● Written task
Repeat the material verbatim and drop the pictures.

(Items from a data source)
* Start *
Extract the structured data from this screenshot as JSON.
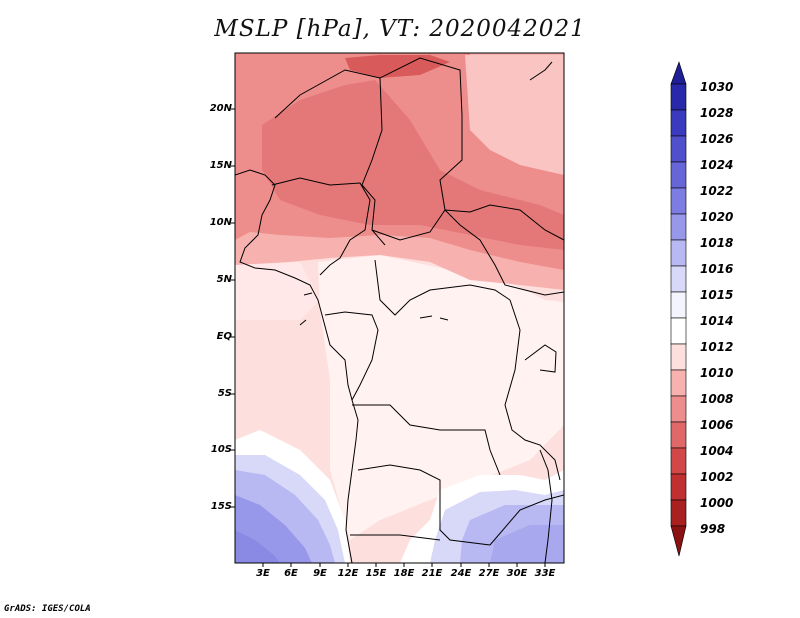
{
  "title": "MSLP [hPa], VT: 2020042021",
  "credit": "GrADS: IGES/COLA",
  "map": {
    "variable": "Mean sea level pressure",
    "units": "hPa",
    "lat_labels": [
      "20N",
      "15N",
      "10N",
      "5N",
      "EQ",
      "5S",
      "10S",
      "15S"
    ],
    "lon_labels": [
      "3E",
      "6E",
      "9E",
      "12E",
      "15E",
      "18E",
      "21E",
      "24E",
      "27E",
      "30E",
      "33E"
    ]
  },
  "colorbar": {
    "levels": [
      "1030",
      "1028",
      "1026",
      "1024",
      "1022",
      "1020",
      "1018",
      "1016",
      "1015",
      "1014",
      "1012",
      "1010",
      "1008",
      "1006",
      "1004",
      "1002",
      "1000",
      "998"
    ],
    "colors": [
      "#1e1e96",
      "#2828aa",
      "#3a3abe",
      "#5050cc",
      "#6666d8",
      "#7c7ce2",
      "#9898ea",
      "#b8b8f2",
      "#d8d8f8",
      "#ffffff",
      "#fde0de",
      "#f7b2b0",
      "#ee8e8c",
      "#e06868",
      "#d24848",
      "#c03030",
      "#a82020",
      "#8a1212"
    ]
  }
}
* End *
● Final answer
Extract the structured data from this screenshot as JSON.
{
  "title": "MSLP [hPa], VT: 2020042021",
  "credit": "GrADS: IGES/COLA",
  "map": {
    "variable": "Mean sea level pressure",
    "units": "hPa",
    "lat_labels": [
      "20N",
      "15N",
      "10N",
      "5N",
      "EQ",
      "5S",
      "10S",
      "15S"
    ],
    "lon_labels": [
      "3E",
      "6E",
      "9E",
      "12E",
      "15E",
      "18E",
      "21E",
      "24E",
      "27E",
      "30E",
      "33E"
    ]
  },
  "colorbar": {
    "levels": [
      "1030",
      "1028",
      "1026",
      "1024",
      "1022",
      "1020",
      "1018",
      "1016",
      "1015",
      "1014",
      "1012",
      "1010",
      "1008",
      "1006",
      "1004",
      "1002",
      "1000",
      "998"
    ],
    "colors": [
      "#1e1e96",
      "#2828aa",
      "#3a3abe",
      "#5050cc",
      "#6666d8",
      "#7c7ce2",
      "#9898ea",
      "#b8b8f2",
      "#d8d8f8",
      "#ffffff",
      "#fde0de",
      "#f7b2b0",
      "#ee8e8c",
      "#e06868",
      "#d24848",
      "#c03030",
      "#a82020",
      "#8a1212"
    ]
  }
}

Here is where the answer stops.